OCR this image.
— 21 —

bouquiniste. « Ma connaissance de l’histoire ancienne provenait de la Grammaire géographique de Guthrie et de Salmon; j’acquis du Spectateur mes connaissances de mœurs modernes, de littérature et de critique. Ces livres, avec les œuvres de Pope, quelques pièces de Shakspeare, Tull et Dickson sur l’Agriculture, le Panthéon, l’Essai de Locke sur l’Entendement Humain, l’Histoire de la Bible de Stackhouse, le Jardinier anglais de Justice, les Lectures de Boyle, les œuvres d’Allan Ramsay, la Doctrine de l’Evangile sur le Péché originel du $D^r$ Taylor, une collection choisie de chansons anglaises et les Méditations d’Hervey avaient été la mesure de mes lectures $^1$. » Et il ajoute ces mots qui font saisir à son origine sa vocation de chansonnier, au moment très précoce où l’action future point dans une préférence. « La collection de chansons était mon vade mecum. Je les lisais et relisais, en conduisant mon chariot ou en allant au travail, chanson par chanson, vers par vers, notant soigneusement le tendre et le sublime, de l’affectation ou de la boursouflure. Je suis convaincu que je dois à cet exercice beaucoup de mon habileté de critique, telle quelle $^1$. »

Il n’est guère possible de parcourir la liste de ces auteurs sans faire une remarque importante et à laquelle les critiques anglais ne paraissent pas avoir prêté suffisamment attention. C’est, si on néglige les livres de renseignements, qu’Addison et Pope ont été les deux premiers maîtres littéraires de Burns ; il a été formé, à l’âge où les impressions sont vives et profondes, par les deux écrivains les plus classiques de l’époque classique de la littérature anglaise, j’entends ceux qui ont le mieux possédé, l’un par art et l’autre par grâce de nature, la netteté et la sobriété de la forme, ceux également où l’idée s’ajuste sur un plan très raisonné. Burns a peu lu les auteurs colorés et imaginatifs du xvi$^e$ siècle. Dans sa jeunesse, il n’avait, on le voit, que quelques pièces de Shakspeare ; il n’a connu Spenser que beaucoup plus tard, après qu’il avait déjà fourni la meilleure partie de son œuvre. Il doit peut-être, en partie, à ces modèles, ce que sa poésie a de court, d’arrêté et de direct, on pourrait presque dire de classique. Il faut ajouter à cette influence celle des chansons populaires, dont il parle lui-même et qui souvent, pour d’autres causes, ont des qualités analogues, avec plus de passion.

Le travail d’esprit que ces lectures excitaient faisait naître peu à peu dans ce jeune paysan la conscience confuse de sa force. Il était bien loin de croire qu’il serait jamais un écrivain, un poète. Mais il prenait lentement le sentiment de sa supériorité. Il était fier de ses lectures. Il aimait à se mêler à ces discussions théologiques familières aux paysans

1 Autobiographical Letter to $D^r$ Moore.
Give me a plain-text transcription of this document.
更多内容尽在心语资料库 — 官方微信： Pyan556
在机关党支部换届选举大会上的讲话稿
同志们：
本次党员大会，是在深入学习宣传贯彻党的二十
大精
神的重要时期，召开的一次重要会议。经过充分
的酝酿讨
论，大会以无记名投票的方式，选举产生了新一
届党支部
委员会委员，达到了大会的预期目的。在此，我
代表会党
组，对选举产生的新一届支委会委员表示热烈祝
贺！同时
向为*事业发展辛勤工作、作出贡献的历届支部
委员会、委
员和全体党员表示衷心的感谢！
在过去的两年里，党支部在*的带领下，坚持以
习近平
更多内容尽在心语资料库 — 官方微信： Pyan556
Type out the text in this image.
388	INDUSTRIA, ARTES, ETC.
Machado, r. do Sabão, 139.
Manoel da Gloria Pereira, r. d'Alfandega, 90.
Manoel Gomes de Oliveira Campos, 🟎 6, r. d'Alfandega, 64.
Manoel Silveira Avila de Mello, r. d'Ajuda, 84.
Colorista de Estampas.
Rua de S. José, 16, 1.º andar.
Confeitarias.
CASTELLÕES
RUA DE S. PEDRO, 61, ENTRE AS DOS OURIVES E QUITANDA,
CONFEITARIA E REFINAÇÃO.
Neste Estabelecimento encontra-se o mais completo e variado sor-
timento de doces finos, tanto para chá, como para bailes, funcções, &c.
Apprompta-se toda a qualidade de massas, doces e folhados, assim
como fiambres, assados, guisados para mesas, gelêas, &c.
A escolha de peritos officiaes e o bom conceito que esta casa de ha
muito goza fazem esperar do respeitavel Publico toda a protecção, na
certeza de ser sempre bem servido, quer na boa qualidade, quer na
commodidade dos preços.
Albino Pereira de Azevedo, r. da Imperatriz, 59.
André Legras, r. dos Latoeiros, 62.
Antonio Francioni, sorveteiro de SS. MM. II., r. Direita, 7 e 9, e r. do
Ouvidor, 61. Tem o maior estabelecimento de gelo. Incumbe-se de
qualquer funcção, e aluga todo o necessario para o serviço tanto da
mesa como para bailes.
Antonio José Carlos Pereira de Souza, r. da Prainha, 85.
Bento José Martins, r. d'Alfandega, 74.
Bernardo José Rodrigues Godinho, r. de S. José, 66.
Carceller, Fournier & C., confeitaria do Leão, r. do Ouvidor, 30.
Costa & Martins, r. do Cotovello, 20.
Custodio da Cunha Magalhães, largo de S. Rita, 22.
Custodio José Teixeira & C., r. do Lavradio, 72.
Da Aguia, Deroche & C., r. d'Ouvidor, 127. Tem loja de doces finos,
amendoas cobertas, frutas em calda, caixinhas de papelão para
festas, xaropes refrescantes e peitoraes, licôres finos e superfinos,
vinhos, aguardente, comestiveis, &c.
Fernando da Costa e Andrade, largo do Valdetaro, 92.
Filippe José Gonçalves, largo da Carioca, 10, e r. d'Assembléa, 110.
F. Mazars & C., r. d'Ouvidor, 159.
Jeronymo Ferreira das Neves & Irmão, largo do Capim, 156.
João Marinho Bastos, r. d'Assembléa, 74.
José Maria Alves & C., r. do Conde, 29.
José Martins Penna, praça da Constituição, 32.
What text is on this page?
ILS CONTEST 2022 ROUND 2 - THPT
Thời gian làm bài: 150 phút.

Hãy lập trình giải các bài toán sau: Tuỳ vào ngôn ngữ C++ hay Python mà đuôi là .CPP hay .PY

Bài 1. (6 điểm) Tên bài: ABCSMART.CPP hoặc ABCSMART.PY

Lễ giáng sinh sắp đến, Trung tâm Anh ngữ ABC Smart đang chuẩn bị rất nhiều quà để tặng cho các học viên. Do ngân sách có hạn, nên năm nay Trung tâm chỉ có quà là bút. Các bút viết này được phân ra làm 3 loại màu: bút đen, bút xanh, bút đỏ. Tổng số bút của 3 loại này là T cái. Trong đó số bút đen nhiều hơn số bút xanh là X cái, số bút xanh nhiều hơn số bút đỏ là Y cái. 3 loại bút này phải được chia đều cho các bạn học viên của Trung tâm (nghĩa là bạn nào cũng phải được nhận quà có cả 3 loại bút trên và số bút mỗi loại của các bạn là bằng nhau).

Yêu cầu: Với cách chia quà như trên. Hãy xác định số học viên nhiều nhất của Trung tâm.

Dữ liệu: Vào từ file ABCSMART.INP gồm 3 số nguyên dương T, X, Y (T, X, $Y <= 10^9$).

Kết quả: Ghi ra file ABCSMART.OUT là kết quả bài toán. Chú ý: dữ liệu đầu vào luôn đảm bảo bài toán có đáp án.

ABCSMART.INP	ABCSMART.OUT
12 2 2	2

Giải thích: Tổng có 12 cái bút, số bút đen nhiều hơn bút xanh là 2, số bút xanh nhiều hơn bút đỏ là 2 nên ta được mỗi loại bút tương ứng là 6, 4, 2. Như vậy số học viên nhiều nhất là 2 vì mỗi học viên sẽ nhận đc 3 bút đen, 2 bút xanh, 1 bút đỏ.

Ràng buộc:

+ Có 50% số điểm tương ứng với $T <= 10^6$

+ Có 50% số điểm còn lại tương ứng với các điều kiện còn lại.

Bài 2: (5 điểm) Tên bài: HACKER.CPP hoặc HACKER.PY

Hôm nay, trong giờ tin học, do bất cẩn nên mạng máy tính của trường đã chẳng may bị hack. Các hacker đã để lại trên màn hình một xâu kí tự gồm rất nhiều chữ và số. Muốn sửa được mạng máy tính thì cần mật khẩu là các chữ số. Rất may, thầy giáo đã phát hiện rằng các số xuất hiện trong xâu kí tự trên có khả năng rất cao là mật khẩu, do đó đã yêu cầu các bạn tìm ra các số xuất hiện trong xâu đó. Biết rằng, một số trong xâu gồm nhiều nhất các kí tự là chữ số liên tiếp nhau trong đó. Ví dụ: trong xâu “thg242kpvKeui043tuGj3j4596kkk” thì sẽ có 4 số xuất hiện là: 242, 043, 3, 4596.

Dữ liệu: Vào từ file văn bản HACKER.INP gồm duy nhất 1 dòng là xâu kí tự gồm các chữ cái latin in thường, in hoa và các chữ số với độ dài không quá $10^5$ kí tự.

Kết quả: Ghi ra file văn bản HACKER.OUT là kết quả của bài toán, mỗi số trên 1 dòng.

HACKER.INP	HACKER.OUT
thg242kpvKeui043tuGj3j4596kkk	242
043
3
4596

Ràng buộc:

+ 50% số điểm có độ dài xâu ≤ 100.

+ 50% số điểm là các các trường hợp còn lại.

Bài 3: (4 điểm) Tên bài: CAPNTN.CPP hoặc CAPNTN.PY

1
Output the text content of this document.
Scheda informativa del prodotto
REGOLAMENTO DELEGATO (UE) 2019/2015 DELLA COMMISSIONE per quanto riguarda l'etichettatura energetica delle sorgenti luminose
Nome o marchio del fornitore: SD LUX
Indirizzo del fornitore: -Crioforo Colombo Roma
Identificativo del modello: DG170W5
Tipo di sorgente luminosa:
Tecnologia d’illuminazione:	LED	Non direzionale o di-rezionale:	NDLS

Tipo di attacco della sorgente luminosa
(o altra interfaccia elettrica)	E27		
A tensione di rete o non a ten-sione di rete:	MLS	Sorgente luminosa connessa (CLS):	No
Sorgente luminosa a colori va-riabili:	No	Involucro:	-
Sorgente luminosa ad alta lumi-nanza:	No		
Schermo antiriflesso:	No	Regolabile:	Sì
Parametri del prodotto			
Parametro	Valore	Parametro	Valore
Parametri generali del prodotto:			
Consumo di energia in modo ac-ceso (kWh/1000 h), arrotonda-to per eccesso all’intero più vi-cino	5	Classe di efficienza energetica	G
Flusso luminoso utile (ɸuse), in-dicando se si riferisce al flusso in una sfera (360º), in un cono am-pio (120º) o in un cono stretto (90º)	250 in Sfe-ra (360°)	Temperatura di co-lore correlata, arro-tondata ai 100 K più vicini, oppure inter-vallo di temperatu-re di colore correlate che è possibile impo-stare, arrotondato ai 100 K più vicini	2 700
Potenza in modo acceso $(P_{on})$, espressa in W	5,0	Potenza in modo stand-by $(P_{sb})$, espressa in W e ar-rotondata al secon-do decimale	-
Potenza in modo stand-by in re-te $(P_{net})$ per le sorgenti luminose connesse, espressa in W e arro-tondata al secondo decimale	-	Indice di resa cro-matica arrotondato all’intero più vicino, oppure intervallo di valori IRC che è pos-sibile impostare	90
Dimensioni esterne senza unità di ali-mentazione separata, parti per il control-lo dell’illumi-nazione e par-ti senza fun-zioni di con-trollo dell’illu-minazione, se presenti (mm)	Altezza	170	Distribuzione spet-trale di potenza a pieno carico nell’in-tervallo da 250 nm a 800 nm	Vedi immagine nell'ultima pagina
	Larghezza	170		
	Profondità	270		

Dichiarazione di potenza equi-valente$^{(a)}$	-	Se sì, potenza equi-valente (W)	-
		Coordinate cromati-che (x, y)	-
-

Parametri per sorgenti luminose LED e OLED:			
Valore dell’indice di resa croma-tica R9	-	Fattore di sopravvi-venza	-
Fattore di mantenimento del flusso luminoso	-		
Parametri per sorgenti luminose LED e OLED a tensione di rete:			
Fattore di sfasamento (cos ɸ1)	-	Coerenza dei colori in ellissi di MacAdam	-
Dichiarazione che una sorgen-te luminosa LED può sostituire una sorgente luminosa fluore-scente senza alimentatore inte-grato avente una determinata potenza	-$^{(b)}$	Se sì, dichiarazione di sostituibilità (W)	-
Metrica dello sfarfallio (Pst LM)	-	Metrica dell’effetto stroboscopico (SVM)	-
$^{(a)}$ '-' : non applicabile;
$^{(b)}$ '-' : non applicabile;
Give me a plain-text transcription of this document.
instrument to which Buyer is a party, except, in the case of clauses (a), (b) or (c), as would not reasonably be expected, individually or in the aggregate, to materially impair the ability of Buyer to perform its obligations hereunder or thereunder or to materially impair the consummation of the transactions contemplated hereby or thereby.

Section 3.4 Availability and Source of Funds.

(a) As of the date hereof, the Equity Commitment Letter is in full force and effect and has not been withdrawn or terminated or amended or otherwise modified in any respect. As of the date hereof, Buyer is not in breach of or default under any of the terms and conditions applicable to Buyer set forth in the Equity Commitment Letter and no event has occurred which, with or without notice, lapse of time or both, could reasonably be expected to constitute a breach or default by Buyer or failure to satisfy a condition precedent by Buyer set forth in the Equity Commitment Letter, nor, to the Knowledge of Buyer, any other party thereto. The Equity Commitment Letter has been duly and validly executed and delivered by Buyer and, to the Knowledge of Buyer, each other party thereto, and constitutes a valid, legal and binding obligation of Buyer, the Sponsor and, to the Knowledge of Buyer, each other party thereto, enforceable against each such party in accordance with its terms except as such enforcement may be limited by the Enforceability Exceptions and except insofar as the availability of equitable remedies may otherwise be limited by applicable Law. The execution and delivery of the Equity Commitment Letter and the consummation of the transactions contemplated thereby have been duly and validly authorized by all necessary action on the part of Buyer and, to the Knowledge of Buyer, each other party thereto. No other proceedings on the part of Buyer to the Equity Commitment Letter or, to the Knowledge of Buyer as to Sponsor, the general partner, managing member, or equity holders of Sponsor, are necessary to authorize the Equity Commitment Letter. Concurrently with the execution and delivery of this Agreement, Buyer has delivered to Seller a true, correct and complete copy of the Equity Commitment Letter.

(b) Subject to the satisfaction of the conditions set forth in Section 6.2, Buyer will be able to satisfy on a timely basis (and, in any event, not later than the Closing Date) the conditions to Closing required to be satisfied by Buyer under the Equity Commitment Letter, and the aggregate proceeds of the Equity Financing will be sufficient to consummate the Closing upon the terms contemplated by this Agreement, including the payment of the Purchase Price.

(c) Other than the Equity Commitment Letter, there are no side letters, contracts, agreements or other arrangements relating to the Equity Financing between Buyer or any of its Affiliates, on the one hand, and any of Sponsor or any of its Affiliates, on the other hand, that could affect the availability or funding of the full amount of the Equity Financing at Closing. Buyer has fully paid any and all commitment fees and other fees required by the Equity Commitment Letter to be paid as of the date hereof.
────
=== TASK TO COMPLETE ===
List all lines in the material containing the string "Antonio".

=== WORKED ANSWER ===
Antonio Francioni, sorveteiro de SS. MM. II., r. Direita, 7 e 9, e r. do
Antonio José Carlos Pereira de Souza, r. da Prainha, 85.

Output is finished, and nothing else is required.